TASK INSTRUCTIONS
Copy out lines with the word "title" from the material that follows.

MATERIAL SUPPLIED

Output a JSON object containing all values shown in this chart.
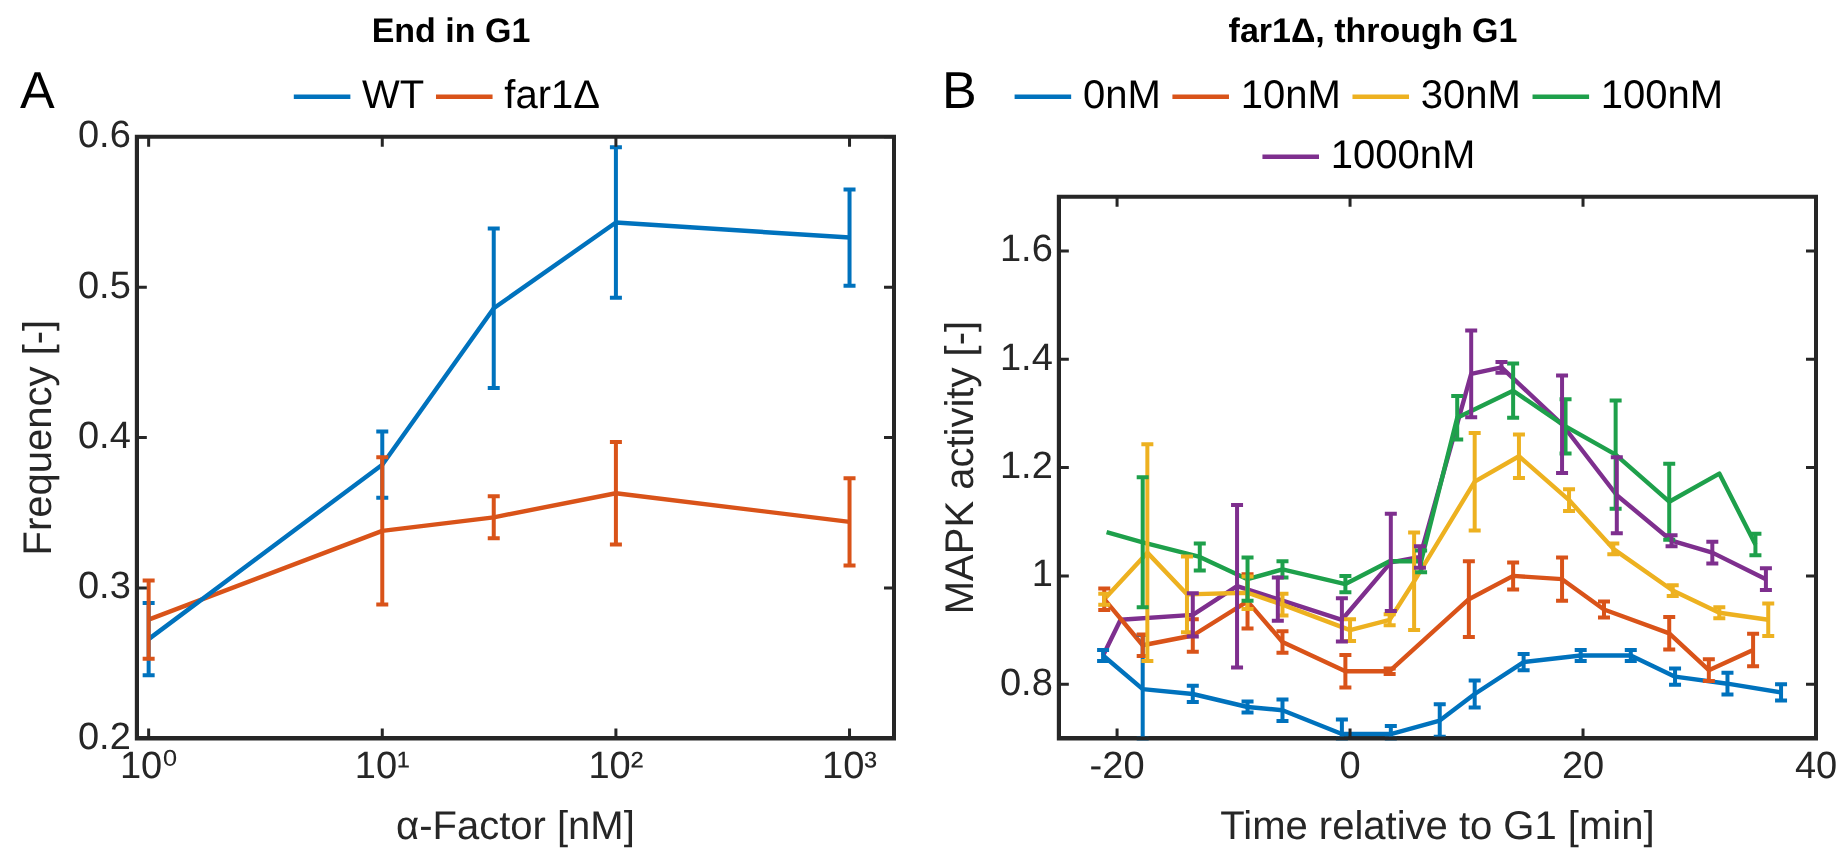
{
  "chart_data": [
    {
      "type": "line",
      "title": "End in G1",
      "xlabel": "α-Factor [nM]",
      "ylabel": "Frequency [-]",
      "log": "x",
      "x": [
        1,
        10,
        30,
        100,
        1000
      ],
      "series": [
        {
          "name": "WT",
          "color": "#0072bd",
          "values": [
            0.266,
            0.382,
            0.486,
            0.543,
            0.533
          ],
          "errors": [
            0.024,
            0.022,
            0.053,
            0.05,
            0.032
          ]
        },
        {
          "name": "far1Δ",
          "color": "#d95319",
          "values": [
            0.279,
            0.338,
            0.347,
            0.363,
            0.344
          ],
          "errors": [
            0.026,
            0.049,
            0.014,
            0.034,
            0.029
          ]
        }
      ],
      "xlim": [
        0.89,
        1550
      ],
      "xticks": [
        {
          "value": 1,
          "label": "10⁰"
        },
        {
          "value": 10,
          "label": "10¹"
        },
        {
          "value": 100,
          "label": "10²"
        },
        {
          "value": 1000,
          "label": "10³"
        }
      ],
      "ylim": [
        0.2,
        0.6
      ],
      "yticks": [
        0.2,
        0.3,
        0.4,
        0.5,
        0.6
      ],
      "grid": false,
      "legend": "top",
      "marker": "none",
      "line_style": "solid",
      "annotations": [
        "A"
      ]
    },
    {
      "type": "line",
      "title": "far1Δ, through G1",
      "xlabel": "Time relative to G1 [min]",
      "ylabel": "MAPK activity [-]",
      "series": [
        {
          "name": "0nM",
          "color": "#0072bd",
          "x": [
            -21.2,
            -17.8,
            -13.5,
            -8.8,
            -5.8,
            -0.7,
            3.5,
            7.7,
            10.7,
            14.9,
            19.8,
            24.1,
            27.9,
            32.4,
            37.0
          ],
          "values": [
            0.853,
            0.791,
            0.782,
            0.758,
            0.752,
            0.708,
            0.708,
            0.733,
            0.782,
            0.841,
            0.853,
            0.853,
            0.814,
            0.801,
            0.785
          ],
          "errors": [
            0.01,
            [
              0.7,
              0.891
            ],
            0.015,
            0.01,
            0.02,
            [
              0.7,
              0.735
            ],
            [
              0.7,
              0.723
            ],
            0.03,
            0.025,
            0.015,
            0.01,
            0.01,
            0.015,
            0.02,
            0.015
          ]
        },
        {
          "name": "10nM",
          "color": "#d95319",
          "x": [
            -21.1,
            -17.8,
            -13.5,
            -8.8,
            -5.8,
            -0.4,
            3.4,
            10.2,
            14.0,
            18.2,
            21.8,
            27.4,
            30.8,
            34.6
          ],
          "values": [
            0.957,
            0.872,
            0.89,
            0.953,
            0.878,
            0.824,
            0.824,
            0.957,
            1.0,
            0.994,
            0.938,
            0.894,
            0.826,
            0.863
          ],
          "errors": [
            0.02,
            0.02,
            0.03,
            0.05,
            0.02,
            0.03,
            0.005,
            0.07,
            0.025,
            0.04,
            0.015,
            0.03,
            0.02,
            0.03
          ]
        },
        {
          "name": "30nM",
          "color": "#edb120",
          "x": [
            -21.1,
            -17.4,
            -14.0,
            -8.8,
            -5.8,
            0,
            3.4,
            5.5,
            10.7,
            14.5,
            18.8,
            22.6,
            27.7,
            31.7,
            35.9
          ],
          "values": [
            0.957,
            1.043,
            0.966,
            0.969,
            0.947,
            0.9,
            0.919,
            0.99,
            1.174,
            1.221,
            1.14,
            1.05,
            0.973,
            0.932,
            0.919
          ],
          "errors": [
            0.01,
            0.2,
            0.07,
            0.03,
            0.02,
            0.02,
            0.01,
            0.09,
            0.09,
            0.04,
            0.02,
            0.01,
            0.01,
            0.01,
            0.03
          ]
        },
        {
          "name": "100nM",
          "color": "#1ea04b",
          "x": [
            -20.9,
            -17.8,
            -12.9,
            -8.8,
            -5.8,
            -0.4,
            3.4,
            6.1,
            9.2,
            14.0,
            18.5,
            22.8,
            27.4,
            31.7,
            34.8
          ],
          "values": [
            1.081,
            1.062,
            1.035,
            0.994,
            1.012,
            0.985,
            1.027,
            1.027,
            1.292,
            1.342,
            1.276,
            1.224,
            1.137,
            1.189,
            1.058
          ],
          "errors": [
            null,
            0.12,
            0.025,
            0.04,
            0.015,
            0.015,
            null,
            0.02,
            0.04,
            0.05,
            0.05,
            0.1,
            0.07,
            null,
            0.02
          ]
        },
        {
          "name": "1000nM",
          "color": "#7e2f8e",
          "x": [
            -21.2,
            -19.7,
            -13.5,
            -9.7,
            -6.2,
            -0.7,
            3.5,
            6.0,
            10.4,
            13.0,
            18.2,
            22.9,
            27.6,
            31.1,
            35.7
          ],
          "values": [
            0.853,
            0.919,
            0.928,
            0.981,
            0.957,
            0.919,
            1.025,
            1.035,
            1.373,
            1.385,
            1.28,
            1.149,
            1.065,
            1.043,
            0.994
          ],
          "errors": [
            null,
            null,
            0.04,
            0.15,
            0.04,
            0.04,
            0.09,
            0.02,
            0.08,
            0.01,
            0.09,
            0.07,
            0.01,
            0.02,
            0.02
          ]
        }
      ],
      "xlim": [
        -25,
        40
      ],
      "xticks": [
        -20,
        0,
        20,
        40
      ],
      "ylim": [
        0.7,
        1.7
      ],
      "yticks": [
        0.8,
        1,
        1.2,
        1.4,
        1.6
      ],
      "grid": false,
      "legend": "top",
      "line_style": "solid",
      "annotations": [
        "B"
      ]
    }
  ]
}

EXERCISE OUTPUT
      "title": "End in G1",
      "title": "far1Δ, through G1",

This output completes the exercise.